§ Directive
Can you pull out each line of the data below that includes the word "Office"?

§ Material for this exercise
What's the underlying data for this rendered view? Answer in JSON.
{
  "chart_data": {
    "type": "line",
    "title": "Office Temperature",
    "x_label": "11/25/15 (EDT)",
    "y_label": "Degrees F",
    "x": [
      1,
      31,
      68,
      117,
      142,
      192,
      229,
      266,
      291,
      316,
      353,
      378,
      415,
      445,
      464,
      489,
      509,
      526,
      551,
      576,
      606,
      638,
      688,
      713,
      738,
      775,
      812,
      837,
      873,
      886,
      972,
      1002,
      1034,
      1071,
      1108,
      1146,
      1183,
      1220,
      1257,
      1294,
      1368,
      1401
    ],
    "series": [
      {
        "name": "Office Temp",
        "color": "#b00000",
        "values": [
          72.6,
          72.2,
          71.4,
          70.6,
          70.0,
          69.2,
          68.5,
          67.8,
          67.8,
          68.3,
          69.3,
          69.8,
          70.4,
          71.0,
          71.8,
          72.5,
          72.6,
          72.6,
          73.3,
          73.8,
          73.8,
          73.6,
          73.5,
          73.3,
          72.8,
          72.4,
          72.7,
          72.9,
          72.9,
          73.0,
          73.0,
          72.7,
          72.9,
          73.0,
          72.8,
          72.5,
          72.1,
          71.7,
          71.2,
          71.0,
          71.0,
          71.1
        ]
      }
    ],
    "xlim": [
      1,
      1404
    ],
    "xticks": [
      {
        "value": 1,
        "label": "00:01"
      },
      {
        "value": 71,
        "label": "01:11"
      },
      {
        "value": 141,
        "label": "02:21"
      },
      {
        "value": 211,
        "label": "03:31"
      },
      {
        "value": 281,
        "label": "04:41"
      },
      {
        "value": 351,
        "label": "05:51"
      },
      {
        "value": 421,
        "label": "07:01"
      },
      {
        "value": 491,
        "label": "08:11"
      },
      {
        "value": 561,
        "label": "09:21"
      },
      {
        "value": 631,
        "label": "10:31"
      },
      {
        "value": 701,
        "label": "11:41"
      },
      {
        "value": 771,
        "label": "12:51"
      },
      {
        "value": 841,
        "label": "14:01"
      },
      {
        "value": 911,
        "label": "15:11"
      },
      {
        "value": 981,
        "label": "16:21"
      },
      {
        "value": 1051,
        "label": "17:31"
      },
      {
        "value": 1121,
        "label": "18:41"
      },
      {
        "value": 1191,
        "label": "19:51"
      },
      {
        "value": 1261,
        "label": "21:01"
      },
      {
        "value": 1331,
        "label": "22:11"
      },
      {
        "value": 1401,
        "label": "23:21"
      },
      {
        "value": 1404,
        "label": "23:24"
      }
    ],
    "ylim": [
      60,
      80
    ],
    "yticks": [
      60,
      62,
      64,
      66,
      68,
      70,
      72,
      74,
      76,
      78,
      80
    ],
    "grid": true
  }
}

§ The output
    "title": "Office Temperature",
        "name": "Office Temp",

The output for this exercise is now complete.